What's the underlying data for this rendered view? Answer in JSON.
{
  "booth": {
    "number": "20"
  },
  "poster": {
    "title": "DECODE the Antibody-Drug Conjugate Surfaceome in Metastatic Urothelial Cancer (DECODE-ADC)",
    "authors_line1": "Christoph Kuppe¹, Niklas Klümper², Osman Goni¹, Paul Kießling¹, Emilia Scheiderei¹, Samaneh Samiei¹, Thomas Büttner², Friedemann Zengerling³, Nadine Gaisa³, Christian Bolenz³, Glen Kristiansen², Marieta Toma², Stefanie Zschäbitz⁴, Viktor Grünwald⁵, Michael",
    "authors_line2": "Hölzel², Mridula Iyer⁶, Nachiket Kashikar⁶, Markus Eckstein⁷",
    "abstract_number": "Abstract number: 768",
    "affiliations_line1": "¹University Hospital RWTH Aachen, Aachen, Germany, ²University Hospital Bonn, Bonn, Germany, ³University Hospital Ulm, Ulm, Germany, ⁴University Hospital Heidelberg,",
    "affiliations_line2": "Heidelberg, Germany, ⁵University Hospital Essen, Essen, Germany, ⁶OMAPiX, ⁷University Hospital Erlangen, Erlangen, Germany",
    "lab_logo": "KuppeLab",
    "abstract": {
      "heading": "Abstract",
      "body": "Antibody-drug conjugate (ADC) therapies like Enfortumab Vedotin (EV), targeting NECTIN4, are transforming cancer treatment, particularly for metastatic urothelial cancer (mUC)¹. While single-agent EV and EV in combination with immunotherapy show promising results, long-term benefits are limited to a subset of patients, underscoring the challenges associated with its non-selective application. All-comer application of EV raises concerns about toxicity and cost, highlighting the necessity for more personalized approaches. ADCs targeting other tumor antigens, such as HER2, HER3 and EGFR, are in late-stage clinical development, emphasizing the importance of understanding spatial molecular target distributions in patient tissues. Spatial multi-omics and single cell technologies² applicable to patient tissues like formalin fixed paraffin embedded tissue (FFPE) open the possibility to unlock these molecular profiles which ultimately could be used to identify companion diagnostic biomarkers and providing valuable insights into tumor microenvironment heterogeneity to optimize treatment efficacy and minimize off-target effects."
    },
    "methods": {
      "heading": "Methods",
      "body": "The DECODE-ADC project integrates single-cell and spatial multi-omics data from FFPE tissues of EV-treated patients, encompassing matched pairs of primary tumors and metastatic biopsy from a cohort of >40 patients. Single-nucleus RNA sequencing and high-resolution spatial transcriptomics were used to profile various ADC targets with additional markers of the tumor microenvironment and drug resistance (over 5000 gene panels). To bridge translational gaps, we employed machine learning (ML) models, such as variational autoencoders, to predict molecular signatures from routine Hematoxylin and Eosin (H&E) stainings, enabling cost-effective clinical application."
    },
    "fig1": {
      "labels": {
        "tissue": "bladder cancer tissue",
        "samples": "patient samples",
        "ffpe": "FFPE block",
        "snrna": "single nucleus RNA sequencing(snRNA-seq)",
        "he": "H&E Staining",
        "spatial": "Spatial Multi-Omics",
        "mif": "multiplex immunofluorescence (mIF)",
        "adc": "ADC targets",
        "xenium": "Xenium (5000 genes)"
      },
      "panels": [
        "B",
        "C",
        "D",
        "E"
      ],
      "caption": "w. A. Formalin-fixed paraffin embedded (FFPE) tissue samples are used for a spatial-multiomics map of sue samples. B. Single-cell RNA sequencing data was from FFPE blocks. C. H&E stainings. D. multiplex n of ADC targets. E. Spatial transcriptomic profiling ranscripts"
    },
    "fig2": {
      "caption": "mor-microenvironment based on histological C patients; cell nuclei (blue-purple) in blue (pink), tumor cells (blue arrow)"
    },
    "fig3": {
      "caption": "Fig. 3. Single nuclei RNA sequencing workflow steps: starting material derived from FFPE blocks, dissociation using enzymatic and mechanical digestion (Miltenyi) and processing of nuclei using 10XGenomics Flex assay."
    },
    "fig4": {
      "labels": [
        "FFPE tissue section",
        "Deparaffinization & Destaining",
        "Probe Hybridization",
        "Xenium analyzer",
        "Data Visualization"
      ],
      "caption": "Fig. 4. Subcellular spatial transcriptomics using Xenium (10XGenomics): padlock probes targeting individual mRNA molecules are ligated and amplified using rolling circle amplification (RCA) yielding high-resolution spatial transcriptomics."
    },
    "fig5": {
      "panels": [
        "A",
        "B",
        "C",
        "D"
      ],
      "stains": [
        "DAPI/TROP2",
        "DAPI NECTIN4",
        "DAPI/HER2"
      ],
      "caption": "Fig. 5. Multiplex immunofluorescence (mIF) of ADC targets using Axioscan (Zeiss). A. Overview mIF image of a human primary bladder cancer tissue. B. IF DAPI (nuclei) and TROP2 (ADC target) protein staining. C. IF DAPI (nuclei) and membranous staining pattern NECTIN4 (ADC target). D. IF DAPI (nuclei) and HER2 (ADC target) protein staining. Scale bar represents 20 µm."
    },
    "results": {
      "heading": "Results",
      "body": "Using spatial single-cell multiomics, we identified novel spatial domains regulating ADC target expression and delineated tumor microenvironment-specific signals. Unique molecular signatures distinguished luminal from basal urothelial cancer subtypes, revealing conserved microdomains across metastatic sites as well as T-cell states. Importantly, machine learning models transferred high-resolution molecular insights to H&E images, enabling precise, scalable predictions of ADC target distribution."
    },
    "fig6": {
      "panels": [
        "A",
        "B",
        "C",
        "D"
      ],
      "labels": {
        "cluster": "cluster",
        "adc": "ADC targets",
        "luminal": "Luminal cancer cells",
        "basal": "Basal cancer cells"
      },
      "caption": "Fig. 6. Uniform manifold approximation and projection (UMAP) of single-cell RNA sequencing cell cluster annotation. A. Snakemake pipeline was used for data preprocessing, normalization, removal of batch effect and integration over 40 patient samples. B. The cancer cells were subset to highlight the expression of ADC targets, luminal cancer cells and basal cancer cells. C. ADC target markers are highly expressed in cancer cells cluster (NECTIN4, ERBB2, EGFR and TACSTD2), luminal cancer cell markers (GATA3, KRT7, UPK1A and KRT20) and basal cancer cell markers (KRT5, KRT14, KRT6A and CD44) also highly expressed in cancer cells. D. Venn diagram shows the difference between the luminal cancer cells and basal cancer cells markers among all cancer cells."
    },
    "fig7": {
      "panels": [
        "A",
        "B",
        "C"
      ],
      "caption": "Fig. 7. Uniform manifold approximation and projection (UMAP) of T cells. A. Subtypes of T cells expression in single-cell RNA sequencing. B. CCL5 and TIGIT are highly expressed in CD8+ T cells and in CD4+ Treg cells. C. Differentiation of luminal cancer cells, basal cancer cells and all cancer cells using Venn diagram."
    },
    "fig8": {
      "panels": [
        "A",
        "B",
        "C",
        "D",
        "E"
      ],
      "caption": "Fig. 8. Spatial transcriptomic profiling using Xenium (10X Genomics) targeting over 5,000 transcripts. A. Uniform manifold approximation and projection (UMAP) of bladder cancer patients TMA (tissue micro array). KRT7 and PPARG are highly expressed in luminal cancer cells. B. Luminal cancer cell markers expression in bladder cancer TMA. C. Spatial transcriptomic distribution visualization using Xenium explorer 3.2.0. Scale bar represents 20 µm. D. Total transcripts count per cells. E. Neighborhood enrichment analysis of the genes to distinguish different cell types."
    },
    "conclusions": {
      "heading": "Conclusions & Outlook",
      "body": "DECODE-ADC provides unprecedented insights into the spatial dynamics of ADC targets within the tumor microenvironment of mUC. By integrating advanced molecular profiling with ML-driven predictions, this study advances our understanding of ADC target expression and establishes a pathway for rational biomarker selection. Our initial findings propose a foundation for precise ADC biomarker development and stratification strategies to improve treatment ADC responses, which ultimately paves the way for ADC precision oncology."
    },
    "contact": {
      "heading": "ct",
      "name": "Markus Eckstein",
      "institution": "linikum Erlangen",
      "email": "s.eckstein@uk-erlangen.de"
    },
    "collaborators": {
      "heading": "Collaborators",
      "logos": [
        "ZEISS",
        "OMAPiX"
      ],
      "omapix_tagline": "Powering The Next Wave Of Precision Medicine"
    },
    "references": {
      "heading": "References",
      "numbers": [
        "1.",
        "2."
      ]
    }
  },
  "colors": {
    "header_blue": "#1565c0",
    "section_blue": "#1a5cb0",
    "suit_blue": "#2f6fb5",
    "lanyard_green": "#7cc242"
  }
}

■ ■ ■ ■ ■ ■ ■

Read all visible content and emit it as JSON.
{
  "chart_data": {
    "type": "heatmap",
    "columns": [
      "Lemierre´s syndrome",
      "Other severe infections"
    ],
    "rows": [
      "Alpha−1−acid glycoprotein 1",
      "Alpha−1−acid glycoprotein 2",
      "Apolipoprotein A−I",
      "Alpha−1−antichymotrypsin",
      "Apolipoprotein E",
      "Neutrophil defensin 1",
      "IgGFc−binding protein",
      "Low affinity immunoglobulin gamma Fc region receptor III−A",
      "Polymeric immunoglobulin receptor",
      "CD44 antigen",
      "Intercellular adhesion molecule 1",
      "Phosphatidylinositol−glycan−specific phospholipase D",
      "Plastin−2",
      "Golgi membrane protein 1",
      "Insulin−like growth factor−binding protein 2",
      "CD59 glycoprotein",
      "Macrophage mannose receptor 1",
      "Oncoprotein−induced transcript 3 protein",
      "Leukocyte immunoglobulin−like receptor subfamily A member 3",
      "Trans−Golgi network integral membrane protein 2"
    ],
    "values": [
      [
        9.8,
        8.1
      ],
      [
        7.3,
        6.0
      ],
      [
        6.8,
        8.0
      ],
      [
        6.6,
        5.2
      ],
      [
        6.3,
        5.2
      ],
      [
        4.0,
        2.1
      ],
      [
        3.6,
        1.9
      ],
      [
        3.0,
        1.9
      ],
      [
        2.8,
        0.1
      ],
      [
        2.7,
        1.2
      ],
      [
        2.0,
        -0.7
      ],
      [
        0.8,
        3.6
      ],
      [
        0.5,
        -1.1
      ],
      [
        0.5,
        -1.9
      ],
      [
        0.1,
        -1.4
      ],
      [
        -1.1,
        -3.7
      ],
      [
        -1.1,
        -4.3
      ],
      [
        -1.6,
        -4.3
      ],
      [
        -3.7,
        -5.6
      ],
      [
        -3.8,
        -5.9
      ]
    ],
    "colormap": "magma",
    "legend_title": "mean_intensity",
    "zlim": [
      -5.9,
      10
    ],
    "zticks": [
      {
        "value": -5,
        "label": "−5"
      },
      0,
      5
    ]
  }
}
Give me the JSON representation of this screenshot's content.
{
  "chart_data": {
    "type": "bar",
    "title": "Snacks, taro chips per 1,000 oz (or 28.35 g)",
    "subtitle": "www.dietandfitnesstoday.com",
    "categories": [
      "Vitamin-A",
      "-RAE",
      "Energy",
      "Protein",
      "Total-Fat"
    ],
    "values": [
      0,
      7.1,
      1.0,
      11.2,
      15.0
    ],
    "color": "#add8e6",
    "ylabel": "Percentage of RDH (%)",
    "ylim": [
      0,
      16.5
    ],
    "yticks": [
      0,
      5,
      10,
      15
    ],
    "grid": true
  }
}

■ ■ ■ ■ ■ ■ ■

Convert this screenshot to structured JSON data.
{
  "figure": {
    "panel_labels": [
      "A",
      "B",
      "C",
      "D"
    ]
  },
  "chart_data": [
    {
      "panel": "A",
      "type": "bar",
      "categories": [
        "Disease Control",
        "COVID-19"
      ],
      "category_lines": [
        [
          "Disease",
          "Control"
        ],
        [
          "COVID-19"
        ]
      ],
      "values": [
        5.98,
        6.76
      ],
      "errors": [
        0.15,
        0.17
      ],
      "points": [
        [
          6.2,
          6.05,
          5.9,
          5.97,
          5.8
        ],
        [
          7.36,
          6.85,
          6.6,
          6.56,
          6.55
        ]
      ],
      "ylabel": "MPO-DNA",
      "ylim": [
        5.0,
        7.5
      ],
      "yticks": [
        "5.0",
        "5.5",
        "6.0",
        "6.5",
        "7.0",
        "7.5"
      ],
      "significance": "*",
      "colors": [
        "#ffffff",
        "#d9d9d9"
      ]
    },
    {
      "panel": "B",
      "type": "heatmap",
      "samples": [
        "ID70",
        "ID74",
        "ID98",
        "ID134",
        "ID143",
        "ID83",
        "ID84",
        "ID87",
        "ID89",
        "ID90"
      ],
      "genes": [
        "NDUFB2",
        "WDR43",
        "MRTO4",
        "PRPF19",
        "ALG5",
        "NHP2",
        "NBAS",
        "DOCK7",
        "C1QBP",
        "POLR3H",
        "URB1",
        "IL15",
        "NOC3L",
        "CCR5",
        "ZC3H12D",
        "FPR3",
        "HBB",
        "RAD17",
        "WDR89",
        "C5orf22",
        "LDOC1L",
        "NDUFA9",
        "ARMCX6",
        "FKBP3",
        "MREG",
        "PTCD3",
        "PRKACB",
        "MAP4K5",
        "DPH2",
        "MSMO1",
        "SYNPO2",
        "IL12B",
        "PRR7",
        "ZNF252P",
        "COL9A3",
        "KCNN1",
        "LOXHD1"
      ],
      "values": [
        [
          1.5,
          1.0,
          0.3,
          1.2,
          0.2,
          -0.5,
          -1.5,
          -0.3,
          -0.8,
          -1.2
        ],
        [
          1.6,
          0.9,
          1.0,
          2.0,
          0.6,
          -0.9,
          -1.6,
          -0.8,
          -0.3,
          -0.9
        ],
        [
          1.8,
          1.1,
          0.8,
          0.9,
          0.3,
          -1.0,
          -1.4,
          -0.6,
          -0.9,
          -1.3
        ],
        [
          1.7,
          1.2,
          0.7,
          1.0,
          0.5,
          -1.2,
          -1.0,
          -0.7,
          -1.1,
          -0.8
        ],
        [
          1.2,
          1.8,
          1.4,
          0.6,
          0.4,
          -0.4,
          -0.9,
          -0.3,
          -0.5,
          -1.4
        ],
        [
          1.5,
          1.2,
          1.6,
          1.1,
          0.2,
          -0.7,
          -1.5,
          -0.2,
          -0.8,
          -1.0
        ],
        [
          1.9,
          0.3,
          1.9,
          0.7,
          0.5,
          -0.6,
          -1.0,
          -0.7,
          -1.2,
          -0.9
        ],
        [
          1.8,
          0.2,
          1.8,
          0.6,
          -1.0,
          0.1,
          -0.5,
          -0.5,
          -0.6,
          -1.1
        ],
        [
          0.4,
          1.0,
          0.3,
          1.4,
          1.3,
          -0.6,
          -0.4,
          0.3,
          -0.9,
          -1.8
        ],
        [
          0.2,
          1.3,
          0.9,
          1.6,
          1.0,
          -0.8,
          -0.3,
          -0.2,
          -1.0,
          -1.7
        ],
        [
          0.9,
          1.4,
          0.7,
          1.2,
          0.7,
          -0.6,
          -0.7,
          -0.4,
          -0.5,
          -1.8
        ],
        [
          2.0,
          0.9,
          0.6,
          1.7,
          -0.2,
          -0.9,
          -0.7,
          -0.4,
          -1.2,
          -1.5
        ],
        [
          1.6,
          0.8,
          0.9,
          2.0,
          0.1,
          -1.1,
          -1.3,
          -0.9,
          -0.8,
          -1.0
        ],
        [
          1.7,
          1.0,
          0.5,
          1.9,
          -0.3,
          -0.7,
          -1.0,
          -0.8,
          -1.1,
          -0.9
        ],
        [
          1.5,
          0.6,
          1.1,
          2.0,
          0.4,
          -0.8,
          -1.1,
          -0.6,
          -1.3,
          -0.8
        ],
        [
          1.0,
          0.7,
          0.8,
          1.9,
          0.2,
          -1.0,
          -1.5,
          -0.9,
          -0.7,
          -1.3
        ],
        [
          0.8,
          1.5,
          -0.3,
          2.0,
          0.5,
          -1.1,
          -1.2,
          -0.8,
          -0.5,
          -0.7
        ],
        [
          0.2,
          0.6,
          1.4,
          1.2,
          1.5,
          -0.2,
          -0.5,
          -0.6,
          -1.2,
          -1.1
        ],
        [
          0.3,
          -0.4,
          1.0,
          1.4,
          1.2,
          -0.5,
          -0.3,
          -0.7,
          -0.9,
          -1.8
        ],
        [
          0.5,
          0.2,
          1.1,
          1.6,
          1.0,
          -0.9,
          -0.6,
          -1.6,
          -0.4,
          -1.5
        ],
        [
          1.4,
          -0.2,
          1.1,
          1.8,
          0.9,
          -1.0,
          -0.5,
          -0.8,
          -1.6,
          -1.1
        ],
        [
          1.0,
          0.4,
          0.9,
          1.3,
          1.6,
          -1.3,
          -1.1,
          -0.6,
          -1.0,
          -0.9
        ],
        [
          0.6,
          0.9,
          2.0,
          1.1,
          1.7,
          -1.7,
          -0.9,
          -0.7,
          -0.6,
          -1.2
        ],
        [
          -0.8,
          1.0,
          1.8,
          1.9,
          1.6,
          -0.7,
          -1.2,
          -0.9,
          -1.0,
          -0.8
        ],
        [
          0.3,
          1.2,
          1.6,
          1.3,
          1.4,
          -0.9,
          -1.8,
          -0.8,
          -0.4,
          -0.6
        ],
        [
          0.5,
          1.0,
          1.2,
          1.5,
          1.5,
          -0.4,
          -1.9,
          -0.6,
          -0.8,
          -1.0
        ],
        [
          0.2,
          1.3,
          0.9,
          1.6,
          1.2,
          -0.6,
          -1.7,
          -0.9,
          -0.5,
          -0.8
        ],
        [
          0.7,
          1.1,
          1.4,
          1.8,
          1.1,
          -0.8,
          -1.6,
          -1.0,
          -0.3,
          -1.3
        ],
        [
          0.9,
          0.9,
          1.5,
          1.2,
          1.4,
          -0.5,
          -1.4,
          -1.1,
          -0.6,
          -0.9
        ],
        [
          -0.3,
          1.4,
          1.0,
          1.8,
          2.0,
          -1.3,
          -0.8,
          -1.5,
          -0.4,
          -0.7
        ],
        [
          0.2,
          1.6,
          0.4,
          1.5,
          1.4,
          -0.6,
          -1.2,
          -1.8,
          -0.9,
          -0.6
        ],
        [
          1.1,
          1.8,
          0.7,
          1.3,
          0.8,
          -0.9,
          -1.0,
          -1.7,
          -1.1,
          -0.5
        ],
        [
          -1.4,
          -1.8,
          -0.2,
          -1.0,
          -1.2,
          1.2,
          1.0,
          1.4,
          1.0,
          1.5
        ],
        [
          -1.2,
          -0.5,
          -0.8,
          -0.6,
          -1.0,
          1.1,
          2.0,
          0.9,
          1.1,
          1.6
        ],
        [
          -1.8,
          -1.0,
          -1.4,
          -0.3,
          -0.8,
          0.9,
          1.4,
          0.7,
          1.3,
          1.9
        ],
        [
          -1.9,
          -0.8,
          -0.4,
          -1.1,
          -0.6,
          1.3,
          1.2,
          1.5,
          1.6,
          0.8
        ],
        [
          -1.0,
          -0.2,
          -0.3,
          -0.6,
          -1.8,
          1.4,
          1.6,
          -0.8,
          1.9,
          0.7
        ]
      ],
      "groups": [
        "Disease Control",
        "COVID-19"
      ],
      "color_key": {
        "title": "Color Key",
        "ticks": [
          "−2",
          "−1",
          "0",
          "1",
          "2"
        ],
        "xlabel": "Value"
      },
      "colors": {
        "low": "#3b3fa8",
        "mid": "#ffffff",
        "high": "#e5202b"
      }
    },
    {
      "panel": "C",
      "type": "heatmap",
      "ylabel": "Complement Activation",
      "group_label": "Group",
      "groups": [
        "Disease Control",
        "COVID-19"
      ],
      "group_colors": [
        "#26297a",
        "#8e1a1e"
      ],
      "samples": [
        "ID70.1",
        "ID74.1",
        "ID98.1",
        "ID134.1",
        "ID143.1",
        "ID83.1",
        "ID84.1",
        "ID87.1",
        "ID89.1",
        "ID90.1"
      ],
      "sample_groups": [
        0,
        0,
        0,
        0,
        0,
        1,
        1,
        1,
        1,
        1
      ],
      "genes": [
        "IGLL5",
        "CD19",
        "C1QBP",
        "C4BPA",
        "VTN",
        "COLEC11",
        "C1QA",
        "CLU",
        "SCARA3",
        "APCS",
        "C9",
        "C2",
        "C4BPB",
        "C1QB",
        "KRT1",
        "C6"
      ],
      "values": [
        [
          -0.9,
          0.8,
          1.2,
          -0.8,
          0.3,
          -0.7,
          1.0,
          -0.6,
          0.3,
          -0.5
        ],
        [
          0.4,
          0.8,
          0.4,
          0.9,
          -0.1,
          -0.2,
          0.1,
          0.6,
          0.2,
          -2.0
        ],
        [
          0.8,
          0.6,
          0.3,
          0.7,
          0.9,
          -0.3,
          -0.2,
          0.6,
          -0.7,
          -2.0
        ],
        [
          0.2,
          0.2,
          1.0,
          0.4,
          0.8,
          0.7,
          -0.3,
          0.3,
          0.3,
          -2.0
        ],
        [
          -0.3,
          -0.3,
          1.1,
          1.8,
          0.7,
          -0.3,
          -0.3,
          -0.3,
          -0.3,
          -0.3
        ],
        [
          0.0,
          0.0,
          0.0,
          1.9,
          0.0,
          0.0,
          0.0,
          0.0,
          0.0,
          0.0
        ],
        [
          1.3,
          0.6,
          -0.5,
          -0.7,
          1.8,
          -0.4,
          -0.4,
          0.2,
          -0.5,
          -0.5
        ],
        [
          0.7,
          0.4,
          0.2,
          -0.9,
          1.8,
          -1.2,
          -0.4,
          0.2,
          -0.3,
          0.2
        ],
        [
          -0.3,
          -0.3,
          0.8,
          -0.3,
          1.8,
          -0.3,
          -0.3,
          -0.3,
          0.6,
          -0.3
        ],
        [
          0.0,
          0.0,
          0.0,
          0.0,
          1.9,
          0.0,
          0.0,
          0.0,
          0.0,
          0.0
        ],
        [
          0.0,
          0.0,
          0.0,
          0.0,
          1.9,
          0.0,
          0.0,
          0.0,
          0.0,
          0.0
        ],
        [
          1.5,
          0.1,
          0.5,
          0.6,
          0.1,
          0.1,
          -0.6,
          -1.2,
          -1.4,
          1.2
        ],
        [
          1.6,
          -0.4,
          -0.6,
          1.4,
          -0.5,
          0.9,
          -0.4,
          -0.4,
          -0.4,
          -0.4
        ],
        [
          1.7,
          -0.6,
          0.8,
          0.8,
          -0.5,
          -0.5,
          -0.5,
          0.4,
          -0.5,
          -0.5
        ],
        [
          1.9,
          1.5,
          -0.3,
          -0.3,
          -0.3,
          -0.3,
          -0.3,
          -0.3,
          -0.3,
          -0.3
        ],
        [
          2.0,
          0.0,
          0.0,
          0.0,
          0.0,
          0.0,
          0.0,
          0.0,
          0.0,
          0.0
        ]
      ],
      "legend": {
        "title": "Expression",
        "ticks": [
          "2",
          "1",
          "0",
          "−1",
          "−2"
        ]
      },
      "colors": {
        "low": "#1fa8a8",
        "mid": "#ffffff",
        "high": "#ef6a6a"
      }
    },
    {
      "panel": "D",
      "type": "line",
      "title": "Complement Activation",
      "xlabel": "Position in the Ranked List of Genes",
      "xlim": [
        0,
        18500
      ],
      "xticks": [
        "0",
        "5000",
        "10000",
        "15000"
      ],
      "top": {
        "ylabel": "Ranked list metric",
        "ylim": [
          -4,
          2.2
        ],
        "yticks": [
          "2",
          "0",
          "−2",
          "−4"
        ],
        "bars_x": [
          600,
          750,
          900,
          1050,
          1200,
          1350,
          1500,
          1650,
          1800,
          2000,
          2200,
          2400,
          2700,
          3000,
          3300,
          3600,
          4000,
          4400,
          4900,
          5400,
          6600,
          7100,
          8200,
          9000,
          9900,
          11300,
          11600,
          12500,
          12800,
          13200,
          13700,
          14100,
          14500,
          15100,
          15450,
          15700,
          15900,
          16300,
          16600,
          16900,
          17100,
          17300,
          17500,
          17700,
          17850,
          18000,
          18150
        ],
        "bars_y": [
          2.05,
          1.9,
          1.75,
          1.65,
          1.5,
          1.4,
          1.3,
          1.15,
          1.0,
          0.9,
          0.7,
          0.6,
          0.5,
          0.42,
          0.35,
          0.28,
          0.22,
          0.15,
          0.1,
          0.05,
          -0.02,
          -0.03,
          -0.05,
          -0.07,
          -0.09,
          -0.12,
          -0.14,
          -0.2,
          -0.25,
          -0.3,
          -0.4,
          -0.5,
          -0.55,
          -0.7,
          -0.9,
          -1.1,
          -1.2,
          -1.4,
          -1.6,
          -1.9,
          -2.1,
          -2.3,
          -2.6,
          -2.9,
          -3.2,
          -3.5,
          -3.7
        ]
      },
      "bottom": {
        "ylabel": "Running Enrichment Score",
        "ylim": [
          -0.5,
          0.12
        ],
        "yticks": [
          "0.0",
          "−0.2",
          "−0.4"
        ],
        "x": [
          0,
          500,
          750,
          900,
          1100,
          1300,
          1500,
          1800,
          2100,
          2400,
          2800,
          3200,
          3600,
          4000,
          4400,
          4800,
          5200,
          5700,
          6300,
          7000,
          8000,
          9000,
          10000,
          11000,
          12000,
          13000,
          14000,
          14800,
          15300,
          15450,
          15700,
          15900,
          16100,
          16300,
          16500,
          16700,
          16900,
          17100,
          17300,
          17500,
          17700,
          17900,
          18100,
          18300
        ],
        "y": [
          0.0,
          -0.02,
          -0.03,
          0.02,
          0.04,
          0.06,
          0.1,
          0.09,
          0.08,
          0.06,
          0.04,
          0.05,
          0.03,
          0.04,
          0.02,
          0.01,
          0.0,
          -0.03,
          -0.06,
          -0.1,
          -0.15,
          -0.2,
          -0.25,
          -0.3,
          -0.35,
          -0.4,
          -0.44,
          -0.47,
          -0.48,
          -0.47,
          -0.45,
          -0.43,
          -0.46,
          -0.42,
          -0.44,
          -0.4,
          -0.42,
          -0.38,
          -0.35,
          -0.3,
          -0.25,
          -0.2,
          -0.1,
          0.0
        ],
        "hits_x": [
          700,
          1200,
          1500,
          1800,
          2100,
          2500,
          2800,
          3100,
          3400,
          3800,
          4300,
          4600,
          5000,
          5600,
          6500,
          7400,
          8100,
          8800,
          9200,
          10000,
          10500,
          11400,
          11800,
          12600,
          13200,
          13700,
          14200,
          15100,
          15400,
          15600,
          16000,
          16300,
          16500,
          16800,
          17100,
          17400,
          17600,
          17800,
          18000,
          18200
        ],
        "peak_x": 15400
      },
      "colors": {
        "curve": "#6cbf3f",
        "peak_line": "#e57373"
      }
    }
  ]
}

■ ■ ■ ■ ■ ■ ■

## Work to complete
Say how many lines above contain "screenshot", and give no words besides the number.

## Written solution
2